[Directions]:
- a) Using the Proxmox forum thread on QEMU monitor sockets below, say whether each statement agrees with it, answering yes or no and quoting the deciding words exactly: (i) the memory dump analysis failed at first because the latest profiles for the current Windows 10 version were missing; (ii) the staff member said to connect to the monitor with telnet after starting the VM; (iii) the thread's last post asks how to avoid hardcoding the VMID.
- b) Write the next part of the Proxmox forum thread on QEMU monitor sockets, picking up after its last post.

[Quoted passage]:
*****

Proxmox Staff Member
Staff member
Jan 2, 2019
598
58
28
I've managed to analyze the memory dumps. The problem was that I hadn't installed the latest profiles to detect the up-to-date win10 version.

So With this method dumping memory works fine and without any problems:
You can try to use the monitor by using a unix socket:



One question on top of the possible solution:
Is there a way to add -monitor unix:qemu-monitor-socket,server,nowait to the process (maybe by triggering a migration and appand this snippet to the start-command?
Glad to hear that it works!
indeed you can do this also by adding and args property to the config of the VM located at /etc/pve/qemu-server/.
Adding something like this should work:
Code:
args: -monitor 'unix:/var/run/qemu-server/VMID.monitor,server,nowait'
start the VM and then connect via
Code:
socat -,echo=0,icanon=0 unix-connect:/var/run/qemu-server/VMID.monitor
 
Jul 19, 2018
53
4
13
Thanks Chris for your quick response!

Is there a way/syntax to add a generic line to create a unique socket for every vm so I don't have to hardcode the vmid?

*****

[Given information]:
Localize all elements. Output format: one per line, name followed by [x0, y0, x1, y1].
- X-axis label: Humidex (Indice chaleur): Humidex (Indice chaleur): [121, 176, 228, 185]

*****

[Task responses]:
- a)
(i) Yes: "The problem was that I hadn't installed the latest profiles to detect the up-to-date win10 version."
(ii) No: "start the VM and then connect via" followed by "socat -,echo=0,icanon=0 unix-connect:/var/run/qemu-server/VMID.monitor"
(iii) Yes: "Is there a way/syntax to add a generic line to create a unique socket for every vm so I don't have to hardcode the vmid?"

- b)
As a quick explanation:
If I understand your line in the config correctly I have to add the following line to the VM 100:
args: -monitor 'unix:/var/run/qemu-server/100.monitor,server,nowait'

And for the VM 123:
args: -monitor 'unix:/var/run/qemu-server/123.monitor,server,nowait'

Is there a generic line for every vmid like:
args: -monitor 'unix:/var/run/qemu-server/VMID.monitor,server,nowait'

And if I have added this one generic line above I can connect to the VM 100 with:
socat -,echo=0,icanon=0 unix-connect:/var/run/qemu-server/100.monitor
same for vm 123:
socat -,echo=0,icanon=0 unix-connect:/var/run/qemu-server/123.monitor
and so on...

best wishes
Flo
 

Chris

Proxmox Staff Member
Staff member
Jan 2, 2019
598
58
28
Well this could in principle be any filename. But by using the VMID you make sure it is unique. A simple shellscript which takes the basename of the config file and places it as VMID should be straight forward.